■ STATED GOAL ■
Only a number is expected: how many lines in the data below contain the word "title".

■ INFORMATION SUPPLIED ■
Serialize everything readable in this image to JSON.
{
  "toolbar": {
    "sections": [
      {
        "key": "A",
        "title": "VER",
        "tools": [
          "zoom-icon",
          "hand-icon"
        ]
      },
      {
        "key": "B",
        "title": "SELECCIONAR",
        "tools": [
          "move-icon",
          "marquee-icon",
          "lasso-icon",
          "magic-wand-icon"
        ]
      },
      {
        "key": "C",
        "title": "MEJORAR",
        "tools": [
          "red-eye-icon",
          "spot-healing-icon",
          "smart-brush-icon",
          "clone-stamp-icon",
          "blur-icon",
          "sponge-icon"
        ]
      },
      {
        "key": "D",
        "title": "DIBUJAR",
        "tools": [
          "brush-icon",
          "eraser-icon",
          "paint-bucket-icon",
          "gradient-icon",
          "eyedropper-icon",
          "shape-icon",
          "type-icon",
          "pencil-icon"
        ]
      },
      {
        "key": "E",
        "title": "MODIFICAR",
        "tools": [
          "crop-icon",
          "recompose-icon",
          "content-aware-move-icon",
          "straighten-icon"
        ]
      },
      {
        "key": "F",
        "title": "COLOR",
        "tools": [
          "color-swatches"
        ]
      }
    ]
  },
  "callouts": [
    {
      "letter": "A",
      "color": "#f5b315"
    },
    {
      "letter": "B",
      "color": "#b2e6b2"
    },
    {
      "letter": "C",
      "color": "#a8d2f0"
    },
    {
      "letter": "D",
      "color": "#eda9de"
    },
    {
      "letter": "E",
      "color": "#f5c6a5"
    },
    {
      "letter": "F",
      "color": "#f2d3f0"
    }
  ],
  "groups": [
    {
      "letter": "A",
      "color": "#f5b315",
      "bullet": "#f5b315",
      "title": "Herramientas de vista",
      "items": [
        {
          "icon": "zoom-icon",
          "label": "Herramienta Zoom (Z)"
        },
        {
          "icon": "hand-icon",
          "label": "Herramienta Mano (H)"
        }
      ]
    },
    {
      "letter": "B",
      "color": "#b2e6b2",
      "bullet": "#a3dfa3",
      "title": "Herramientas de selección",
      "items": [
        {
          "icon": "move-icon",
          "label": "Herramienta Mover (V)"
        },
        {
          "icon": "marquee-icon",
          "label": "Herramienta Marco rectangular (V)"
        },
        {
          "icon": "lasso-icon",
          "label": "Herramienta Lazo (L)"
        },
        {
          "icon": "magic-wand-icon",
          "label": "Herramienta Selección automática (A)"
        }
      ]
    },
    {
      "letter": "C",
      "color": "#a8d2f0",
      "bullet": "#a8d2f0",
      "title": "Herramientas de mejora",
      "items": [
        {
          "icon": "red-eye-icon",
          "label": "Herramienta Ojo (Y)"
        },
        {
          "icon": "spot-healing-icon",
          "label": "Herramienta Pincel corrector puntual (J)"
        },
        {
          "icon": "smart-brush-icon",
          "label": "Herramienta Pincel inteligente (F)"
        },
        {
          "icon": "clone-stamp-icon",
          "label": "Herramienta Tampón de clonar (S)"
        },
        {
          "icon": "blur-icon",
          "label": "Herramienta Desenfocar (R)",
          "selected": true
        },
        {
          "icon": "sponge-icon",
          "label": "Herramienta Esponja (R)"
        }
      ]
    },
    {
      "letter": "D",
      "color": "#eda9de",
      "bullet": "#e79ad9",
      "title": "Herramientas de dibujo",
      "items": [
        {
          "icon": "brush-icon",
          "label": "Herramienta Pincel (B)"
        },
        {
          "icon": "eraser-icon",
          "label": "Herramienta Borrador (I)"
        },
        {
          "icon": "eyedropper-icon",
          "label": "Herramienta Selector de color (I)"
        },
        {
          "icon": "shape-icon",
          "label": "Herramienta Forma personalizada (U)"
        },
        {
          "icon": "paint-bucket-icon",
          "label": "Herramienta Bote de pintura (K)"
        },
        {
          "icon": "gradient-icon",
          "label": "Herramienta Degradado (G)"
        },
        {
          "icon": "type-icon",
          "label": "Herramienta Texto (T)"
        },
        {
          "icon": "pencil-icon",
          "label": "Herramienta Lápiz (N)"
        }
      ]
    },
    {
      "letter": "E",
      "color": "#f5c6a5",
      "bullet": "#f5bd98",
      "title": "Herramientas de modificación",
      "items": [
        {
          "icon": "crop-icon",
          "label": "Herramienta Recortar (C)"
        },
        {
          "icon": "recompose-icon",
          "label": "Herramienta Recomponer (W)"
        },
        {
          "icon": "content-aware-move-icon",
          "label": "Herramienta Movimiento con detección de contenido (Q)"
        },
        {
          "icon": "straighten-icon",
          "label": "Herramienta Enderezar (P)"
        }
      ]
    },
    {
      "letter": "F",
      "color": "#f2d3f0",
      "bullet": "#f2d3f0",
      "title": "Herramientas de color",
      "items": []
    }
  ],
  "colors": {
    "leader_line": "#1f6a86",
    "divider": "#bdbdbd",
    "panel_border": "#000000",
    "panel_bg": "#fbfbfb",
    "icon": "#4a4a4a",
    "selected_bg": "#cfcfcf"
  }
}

■ SOLUTION TO THIS TASK ■
12